*AIM OF THE TASK*. Scan the entries below and extract each line with the word "Esquerdo" in it.
** Start ENTRIES SUPPLIED **
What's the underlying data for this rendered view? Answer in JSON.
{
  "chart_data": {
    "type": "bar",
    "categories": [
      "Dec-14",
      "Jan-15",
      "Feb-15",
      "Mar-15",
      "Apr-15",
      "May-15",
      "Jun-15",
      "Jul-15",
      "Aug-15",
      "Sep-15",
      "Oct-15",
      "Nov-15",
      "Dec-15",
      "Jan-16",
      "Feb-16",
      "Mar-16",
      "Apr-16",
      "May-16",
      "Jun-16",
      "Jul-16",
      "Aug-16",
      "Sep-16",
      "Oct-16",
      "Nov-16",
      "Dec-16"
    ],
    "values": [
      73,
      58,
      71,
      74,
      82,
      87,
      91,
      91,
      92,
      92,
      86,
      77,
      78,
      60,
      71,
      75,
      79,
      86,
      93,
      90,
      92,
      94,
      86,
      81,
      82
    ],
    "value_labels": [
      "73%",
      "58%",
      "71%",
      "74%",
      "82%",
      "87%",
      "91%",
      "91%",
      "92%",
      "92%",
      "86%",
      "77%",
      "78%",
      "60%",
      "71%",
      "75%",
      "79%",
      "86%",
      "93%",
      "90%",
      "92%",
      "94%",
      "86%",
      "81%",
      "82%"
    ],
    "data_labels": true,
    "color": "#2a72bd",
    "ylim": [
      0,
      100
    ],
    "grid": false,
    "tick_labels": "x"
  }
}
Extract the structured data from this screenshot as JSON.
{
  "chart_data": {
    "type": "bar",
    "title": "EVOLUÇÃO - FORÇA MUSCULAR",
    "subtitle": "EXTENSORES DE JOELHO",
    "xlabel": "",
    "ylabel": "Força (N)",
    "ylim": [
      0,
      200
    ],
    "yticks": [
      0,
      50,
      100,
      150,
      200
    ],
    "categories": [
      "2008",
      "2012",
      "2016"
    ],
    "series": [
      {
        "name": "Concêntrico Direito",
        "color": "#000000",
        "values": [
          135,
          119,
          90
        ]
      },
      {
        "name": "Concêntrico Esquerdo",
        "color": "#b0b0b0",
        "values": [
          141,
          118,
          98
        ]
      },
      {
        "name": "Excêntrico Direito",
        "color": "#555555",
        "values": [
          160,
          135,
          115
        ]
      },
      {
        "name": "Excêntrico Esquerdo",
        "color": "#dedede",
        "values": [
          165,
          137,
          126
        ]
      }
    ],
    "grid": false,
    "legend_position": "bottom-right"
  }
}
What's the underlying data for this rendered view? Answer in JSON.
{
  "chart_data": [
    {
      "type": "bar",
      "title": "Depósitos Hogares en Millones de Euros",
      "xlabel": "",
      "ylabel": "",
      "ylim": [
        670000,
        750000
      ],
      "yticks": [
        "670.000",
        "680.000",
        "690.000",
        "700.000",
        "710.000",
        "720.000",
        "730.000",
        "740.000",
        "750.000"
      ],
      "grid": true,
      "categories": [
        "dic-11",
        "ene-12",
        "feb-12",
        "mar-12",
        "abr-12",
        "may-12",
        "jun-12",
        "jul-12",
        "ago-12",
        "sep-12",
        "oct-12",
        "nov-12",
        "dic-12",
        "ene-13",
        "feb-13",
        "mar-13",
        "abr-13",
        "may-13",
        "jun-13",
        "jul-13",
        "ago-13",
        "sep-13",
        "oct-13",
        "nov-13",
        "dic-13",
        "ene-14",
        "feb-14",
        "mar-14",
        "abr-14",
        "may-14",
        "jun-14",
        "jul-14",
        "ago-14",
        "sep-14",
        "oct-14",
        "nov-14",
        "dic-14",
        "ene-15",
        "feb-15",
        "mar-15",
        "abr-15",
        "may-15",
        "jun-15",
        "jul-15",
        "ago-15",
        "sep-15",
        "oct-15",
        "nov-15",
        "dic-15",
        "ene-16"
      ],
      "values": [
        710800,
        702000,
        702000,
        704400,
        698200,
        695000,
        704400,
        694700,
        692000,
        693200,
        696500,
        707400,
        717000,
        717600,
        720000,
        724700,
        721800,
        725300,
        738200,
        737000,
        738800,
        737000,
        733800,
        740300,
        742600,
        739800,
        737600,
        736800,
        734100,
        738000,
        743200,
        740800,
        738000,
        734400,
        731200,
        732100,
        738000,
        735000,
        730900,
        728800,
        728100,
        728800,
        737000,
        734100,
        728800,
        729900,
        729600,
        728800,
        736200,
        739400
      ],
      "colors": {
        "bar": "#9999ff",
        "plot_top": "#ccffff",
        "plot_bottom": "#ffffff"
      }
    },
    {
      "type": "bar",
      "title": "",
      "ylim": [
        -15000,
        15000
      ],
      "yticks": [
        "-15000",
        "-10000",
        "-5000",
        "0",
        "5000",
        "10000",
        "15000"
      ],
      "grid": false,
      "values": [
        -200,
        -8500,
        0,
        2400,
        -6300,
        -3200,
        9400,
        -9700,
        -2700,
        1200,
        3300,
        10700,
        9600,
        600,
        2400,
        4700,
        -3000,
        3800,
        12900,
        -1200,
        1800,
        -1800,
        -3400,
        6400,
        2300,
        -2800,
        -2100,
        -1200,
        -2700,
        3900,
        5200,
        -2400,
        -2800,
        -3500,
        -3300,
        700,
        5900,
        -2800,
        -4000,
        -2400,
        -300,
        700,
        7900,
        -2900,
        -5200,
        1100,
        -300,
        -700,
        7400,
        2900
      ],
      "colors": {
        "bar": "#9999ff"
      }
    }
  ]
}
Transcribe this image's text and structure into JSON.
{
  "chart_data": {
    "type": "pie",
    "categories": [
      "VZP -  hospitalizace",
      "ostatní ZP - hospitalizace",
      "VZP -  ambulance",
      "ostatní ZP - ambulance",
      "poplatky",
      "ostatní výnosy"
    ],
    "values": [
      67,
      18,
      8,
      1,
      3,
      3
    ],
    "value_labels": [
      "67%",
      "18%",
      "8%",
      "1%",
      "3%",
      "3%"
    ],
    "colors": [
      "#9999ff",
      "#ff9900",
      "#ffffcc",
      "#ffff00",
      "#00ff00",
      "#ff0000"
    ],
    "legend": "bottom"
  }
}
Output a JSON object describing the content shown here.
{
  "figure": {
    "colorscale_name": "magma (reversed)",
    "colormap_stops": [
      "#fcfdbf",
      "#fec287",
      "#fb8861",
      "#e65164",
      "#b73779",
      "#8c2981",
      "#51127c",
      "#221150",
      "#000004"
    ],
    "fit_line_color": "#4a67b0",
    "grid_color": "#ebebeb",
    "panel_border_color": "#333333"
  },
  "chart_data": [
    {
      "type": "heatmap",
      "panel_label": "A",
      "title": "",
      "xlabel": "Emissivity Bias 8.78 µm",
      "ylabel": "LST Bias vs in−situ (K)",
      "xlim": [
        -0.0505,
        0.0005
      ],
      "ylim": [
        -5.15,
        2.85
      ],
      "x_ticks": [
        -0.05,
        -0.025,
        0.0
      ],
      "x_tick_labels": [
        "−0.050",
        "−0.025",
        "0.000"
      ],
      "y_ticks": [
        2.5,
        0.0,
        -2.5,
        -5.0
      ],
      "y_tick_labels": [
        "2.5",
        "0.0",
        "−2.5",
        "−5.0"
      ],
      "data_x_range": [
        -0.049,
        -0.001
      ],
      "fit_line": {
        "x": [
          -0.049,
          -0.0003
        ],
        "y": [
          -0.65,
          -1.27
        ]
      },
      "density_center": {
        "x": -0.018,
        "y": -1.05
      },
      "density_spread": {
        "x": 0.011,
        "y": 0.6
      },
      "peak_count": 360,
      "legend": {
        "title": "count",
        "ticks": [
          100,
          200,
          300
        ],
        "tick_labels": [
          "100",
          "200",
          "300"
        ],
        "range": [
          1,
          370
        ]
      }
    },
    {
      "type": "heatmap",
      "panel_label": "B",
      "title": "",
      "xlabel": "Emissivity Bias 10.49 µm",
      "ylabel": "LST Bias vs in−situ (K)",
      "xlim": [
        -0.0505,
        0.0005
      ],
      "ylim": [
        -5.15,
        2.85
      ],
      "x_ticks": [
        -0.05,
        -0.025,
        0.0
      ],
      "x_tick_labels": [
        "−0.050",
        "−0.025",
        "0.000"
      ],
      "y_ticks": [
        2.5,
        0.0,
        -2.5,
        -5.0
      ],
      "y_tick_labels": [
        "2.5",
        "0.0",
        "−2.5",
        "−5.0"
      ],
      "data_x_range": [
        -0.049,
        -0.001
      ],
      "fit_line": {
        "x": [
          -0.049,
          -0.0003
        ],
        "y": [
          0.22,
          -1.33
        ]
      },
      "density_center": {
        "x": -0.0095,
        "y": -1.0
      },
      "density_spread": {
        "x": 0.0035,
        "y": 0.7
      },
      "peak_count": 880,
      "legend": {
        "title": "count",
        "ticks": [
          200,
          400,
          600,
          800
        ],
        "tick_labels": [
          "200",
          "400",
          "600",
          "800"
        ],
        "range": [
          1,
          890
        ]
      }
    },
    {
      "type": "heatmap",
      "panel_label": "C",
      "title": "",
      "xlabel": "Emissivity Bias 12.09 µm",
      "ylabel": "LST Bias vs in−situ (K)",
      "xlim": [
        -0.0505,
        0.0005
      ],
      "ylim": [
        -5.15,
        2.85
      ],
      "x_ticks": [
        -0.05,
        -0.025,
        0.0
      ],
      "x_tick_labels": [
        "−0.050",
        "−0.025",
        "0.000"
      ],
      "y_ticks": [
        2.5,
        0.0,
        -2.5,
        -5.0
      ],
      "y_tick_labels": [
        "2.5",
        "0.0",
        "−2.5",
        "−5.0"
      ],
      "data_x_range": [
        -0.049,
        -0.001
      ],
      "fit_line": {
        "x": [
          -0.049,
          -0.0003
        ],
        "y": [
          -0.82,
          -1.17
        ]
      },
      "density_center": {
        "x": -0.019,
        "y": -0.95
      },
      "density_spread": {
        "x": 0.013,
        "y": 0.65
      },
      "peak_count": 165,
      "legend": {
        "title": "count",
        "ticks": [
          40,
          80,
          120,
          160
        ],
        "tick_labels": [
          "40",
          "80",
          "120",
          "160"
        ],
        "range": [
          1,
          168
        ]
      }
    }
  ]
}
** End ENTRIES SUPPLIED **
*WRITTEN REPLY*.
        "name": "Concêntrico Esquerdo",
        "name": "Excêntrico Esquerdo",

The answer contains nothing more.